"""

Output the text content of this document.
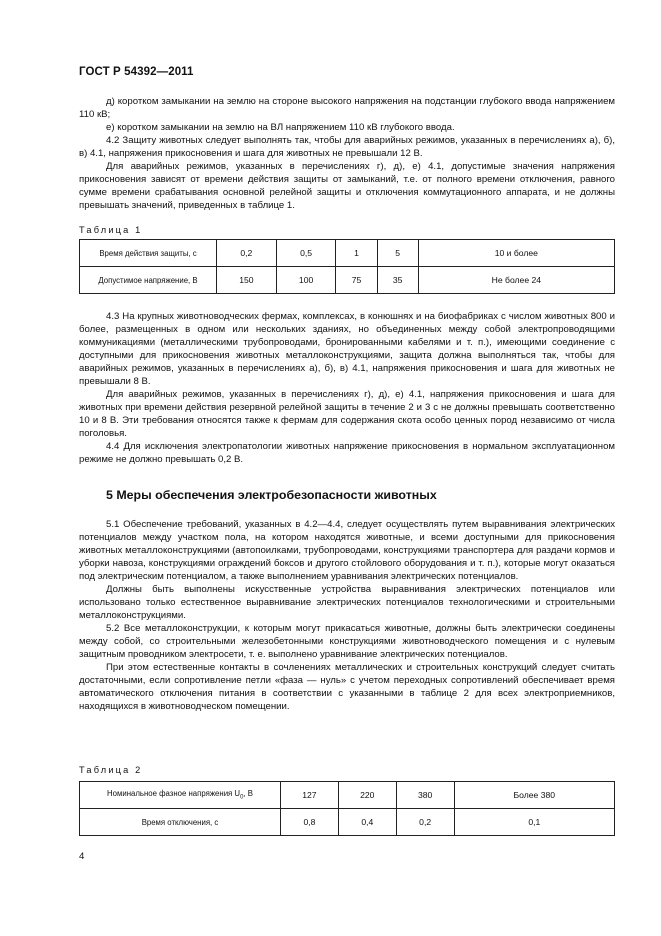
ГОСТ Р 54392—2011

д) коротком замыкании на землю на стороне высокого напряжения на подстанции глубокого ввода напряжением 110 кВ;

е) коротком замыкании на землю на ВЛ напряжением 110 кВ глубокого ввода.

4.2 Защиту животных следует выполнять так, чтобы для аварийных режимов, указанных в перечислениях а), б), в) 4.1, напряжения прикосновения и шага для животных не превышали 12 В.

Для аварийных режимов, указанных в перечислениях г), д), е) 4.1, допустимые значения напряжения прикосновения зависят от времени действия защиты от замыканий, т.е. от полного времени отключения, равного сумме времени срабатывания основной релейной защиты и отключения коммутационного аппарата, и не должны превышать значений, приведенных в таблице 1.

Таблица 1
Время действия защиты, с	0,2	0,5	1	5	10 и более
Допустимое напряжение, В	150	100	75	35	Не более 24

4.3 На крупных животноводческих фермах, комплексах, в конюшнях и на биофабриках с числом животных 800 и более, размещенных в одном или нескольких зданиях, но объединенных между собой электропроводящими коммуникациями (металлическими трубопроводами, бронированными кабелями и т. п.), имеющими соединение с доступными для прикосновения животных металлоконструкциями, защита должна выполняться так, чтобы для аварийных режимов, указанных в перечислениях а), б), в) 4.1, напряжения прикосновения и шага для животных не превышали 8 В.

Для аварийных режимов, указанных в перечислениях г), д), е) 4.1, напряжения прикосновения и шага для животных при времени действия резервной релейной защиты в течение 2 и 3 с не должны превышать соответственно 10 и 8 В. Эти требования относятся также к фермам для содержания скота особо ценных пород независимо от числа поголовья.

4.4 Для исключения электропатологии животных напряжение прикосновения в нормальном эксплуатационном режиме не должно превышать 0,2 В.

5 Меры обеспечения электробезопасности животных

5.1 Обеспечение требований, указанных в 4.2—4.4, следует осуществлять путем выравнивания электрических потенциалов между участком пола, на котором находятся животные, и всеми доступными для прикосновения животных металлоконструкциями (автопоилками, трубопроводами, конструкциями транспортера для раздачи кормов и уборки навоза, конструкциями ограждений боксов и другого стойлового оборудования и т. п.), которые могут оказаться под электрическим потенциалом, а также выполнением уравнивания электрических потенциалов.

Должны быть выполнены искусственные устройства выравнивания электрических потенциалов или использовано только естественное выравнивание электрических потенциалов технологическими и строительными металлоконструкциями.

5.2 Все металлоконструкции, к которым могут прикасаться животные, должны быть электрически соединены между собой, со строительными железобетонными конструкциями животноводческого помещения и с нулевым защитным проводником электросети, т. е. выполнено уравнивание электрических потенциалов.

При этом естественные контакты в сочленениях металлических и строительных конструкций следует считать достаточными, если сопротивление петли «фаза — нуль» с учетом переходных сопротивлений обеспечивает время автоматического отключения питания в соответствии с указанными в таблице 2 для всех электроприемников, находящихся в животноводческом помещении.

Таблица 2
Номинальное фазное напряжения $U_0$, В	127	220	380	Более 380
Время отключения, с	0,8	0,4	0,2	0,1
4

"""

> [WHAT THE TASK REQUIRES]: Give only the number of lines in the entries that contain "ввода".

> [EXERCISE OUTPUT]: 2